__Stated exercise__. Tally the lines that contain "banner" and report the total alone.

# start of Records provided

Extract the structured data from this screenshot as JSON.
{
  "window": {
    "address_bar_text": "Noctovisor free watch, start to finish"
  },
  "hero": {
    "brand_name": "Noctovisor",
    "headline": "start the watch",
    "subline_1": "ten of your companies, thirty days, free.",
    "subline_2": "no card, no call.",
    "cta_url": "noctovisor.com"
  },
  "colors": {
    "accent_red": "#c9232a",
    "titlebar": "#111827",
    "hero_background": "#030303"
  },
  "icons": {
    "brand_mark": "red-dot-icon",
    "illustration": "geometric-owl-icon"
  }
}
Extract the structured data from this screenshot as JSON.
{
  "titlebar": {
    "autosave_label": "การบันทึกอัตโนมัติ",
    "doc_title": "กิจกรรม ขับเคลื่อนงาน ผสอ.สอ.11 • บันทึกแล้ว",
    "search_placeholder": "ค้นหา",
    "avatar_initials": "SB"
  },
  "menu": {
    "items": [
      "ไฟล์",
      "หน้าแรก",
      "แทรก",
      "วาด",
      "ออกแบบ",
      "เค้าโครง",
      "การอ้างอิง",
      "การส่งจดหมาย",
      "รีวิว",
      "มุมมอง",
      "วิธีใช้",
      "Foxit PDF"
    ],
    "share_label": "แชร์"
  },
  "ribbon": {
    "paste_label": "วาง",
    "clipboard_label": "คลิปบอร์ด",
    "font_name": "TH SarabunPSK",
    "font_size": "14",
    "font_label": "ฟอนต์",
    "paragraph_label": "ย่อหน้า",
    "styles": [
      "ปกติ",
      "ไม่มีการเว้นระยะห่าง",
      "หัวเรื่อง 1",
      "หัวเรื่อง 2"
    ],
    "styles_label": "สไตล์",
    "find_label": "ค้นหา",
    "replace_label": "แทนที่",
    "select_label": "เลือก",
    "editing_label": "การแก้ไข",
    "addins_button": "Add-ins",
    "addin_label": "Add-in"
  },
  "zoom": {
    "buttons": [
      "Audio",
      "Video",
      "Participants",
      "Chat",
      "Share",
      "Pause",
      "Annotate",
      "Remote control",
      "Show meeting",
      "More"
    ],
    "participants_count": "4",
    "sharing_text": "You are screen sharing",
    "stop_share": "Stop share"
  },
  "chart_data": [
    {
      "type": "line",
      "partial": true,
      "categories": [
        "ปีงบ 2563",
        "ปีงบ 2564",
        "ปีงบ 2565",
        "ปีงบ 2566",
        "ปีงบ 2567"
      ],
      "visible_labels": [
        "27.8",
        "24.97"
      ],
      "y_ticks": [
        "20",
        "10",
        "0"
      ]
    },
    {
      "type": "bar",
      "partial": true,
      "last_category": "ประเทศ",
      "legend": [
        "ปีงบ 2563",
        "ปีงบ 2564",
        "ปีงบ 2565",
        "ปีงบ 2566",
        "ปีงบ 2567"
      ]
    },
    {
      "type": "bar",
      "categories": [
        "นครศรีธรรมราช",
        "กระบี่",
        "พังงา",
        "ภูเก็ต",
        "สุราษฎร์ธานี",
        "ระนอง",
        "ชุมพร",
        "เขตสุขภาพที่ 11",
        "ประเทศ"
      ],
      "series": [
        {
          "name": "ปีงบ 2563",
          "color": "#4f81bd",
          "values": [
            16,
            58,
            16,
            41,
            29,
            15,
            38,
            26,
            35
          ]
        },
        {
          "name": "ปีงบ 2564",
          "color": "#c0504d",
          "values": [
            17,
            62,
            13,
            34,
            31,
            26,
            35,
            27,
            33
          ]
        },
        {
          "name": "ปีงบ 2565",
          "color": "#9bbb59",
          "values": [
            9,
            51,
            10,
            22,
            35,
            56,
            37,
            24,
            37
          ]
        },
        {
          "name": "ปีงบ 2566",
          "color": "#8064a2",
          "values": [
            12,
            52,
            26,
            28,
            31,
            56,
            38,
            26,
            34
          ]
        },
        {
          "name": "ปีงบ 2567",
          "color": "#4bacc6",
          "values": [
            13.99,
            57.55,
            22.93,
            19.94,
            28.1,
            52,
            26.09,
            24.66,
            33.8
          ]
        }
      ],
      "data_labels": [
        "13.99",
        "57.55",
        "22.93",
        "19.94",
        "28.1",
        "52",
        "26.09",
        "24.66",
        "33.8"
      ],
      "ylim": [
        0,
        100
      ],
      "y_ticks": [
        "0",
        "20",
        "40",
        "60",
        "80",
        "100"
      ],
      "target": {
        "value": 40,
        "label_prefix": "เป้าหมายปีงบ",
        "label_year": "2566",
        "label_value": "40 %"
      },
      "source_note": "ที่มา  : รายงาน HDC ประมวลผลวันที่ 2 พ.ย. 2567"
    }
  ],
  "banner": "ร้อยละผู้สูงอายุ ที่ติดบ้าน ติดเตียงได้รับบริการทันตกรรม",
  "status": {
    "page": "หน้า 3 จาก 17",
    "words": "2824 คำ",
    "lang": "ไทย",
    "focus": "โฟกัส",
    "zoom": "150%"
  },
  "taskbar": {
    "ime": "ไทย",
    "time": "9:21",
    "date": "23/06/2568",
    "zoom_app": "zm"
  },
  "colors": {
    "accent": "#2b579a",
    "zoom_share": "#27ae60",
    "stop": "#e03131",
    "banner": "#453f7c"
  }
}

# end of Records provided

__Exercise output__. 2